SHORT TASK
Transcribe each line of the records below exactly, excluding any embedded images.

MATERIALS PROVIDED
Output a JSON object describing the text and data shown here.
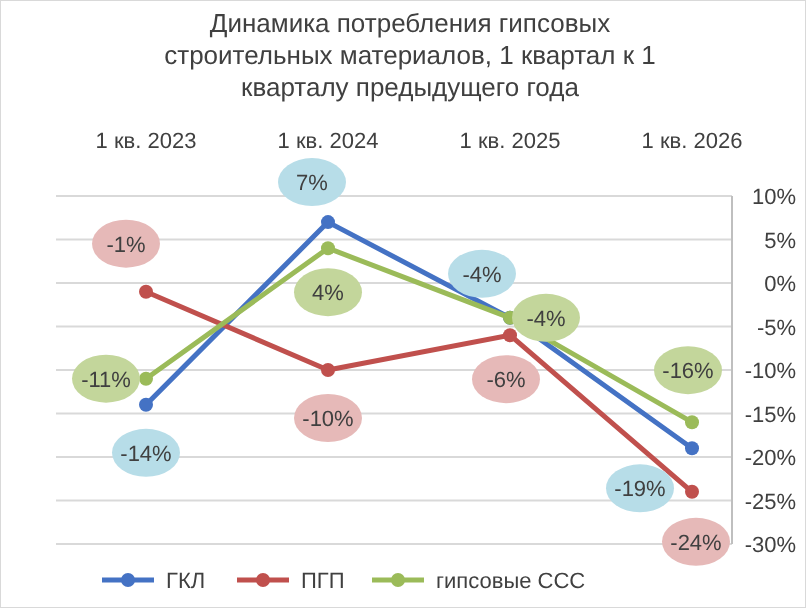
{
  "chart_data": {
    "type": "line",
    "title": "Динамика потребления  гипсовых строительных материалов, 1 квартал  к 1 кварталу предыдущего года",
    "categories": [
      "1 кв. 2023",
      "1 кв. 2024",
      "1 кв. 2025",
      "1 кв. 2026"
    ],
    "series": [
      {
        "name": "ГКЛ",
        "color": "#4472c4",
        "values": [
          -14,
          7,
          -4,
          -19
        ],
        "value_labels": [
          "-14%",
          "7%",
          "-4%",
          "-19%"
        ]
      },
      {
        "name": "ПГП",
        "color": "#c0504d",
        "values": [
          -1,
          -10,
          -6,
          -24
        ],
        "value_labels": [
          "-1%",
          "-10%",
          "-6%",
          "-24%"
        ]
      },
      {
        "name": "гипсовые ССС",
        "color": "#9bbb59",
        "values": [
          -11,
          4,
          -4,
          -16
        ],
        "value_labels": [
          "-11%",
          "4%",
          "-4%",
          "-16%"
        ]
      }
    ],
    "ylim": [
      -30,
      10
    ],
    "yticks": [
      {
        "value": 10,
        "label": "10%"
      },
      {
        "value": 5,
        "label": "5%"
      },
      {
        "value": 0,
        "label": "0%"
      },
      {
        "value": -5,
        "label": "-5%"
      },
      {
        "value": -10,
        "label": "-10%"
      },
      {
        "value": -15,
        "label": "-15%"
      },
      {
        "value": -20,
        "label": "-20%"
      },
      {
        "value": -25,
        "label": "-25%"
      },
      {
        "value": -30,
        "label": "-30%"
      }
    ],
    "grid": "y",
    "legend": "bottom",
    "marker": "circle",
    "line_style": "solid"
  }
}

OUTPUT BELOW
Output a JSON object describing the text and data shown here.
{
  "chart_data": {
    "type": "line",
    "title": "Динамика потребления  гипсовых строительных материалов, 1 квартал  к 1 кварталу предыдущего года",
    "categories": [
      "1 кв. 2023",
      "1 кв. 2024",
      "1 кв. 2025",
      "1 кв. 2026"
    ],
    "series": [
      {
        "name": "ГКЛ",
        "color": "#4472c4",
        "values": [
          -14,
          7,
          -4,
          -19
        ],
        "value_labels": [
          "-14%",
          "7%",
          "-4%",
          "-19%"
        ]
      },
      {
        "name": "ПГП",
        "color": "#c0504d",
        "values": [
          -1,
          -10,
          -6,
          -24
        ],
        "value_labels": [
          "-1%",
          "-10%",
          "-6%",
          "-24%"
        ]
      },
      {
        "name": "гипсовые ССС",
        "color": "#9bbb59",
        "values": [
          -11,
          4,
          -4,
          -16
        ],
        "value_labels": [
          "-11%",
          "4%",
          "-4%",
          "-16%"
        ]
      }
    ],
    "ylim": [
      -30,
      10
    ],
    "yticks": [
      {
        "value": 10,
        "label": "10%"
      },
      {
        "value": 5,
        "label": "5%"
      },
      {
        "value": 0,
        "label": "0%"
      },
      {
        "value": -5,
        "label": "-5%"
      },
      {
        "value": -10,
        "label": "-10%"
      },
      {
        "value": -15,
        "label": "-15%"
      },
      {
        "value": -20,
        "label": "-20%"
      },
      {
        "value": -25,
        "label": "-25%"
      },
      {
        "value": -30,
        "label": "-30%"
      }
    ],
    "grid": "y",
    "legend": "bottom",
    "marker": "circle",
    "line_style": "solid"
  }
}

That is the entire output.